- _Data entries for graphics_:
---*---

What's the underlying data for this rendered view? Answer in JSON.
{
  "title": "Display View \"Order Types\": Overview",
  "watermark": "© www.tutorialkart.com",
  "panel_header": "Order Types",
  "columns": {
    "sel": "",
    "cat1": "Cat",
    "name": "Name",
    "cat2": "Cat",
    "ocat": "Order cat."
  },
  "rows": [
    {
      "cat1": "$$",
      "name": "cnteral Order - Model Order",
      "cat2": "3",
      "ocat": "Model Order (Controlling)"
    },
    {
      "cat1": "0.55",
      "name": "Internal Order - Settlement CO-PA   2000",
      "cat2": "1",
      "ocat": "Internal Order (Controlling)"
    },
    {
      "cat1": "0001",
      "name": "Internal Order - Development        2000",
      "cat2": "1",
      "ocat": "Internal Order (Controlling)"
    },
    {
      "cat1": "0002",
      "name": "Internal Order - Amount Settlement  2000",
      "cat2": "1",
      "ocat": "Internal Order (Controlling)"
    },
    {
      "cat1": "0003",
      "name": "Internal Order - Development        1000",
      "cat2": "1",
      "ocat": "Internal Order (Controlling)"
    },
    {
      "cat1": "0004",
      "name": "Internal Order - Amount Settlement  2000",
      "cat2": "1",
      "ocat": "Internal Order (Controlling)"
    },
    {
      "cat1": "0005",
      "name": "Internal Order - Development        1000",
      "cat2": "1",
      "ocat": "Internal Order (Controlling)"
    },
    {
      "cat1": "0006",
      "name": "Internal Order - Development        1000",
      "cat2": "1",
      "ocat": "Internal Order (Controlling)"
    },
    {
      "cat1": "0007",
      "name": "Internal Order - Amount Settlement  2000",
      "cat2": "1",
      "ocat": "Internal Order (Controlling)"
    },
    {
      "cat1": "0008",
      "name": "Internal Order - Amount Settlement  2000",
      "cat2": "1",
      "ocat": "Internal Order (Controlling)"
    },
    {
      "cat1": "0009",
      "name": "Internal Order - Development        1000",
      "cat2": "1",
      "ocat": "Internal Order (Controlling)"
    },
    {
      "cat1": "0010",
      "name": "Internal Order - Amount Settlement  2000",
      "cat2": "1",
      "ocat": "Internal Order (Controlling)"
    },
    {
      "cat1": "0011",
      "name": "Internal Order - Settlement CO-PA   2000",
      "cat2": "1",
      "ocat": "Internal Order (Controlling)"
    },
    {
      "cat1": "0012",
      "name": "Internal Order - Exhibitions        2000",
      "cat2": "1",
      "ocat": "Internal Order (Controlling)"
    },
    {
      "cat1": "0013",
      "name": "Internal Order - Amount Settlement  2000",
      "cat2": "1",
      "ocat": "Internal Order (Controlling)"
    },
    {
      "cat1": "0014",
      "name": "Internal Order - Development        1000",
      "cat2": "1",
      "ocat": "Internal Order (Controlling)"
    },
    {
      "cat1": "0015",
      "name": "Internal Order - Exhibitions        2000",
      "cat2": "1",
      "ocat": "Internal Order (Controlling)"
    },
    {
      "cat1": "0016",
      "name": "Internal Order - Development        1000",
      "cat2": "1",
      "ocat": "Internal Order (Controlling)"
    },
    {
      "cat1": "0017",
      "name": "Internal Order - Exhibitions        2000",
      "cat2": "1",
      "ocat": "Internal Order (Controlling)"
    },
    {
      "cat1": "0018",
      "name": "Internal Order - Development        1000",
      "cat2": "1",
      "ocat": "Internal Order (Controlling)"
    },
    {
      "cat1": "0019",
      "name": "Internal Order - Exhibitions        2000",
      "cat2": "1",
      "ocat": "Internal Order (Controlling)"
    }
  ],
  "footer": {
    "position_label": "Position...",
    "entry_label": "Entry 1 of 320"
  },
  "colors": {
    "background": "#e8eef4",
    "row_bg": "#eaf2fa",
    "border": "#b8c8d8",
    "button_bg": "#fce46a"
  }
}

---*---

- _Work to do_:
List the lines of the records where "Model" occurs.

- _Solution_:
      "name": "cnteral Order - Model Order",
      "ocat": "Model Order (Controlling)"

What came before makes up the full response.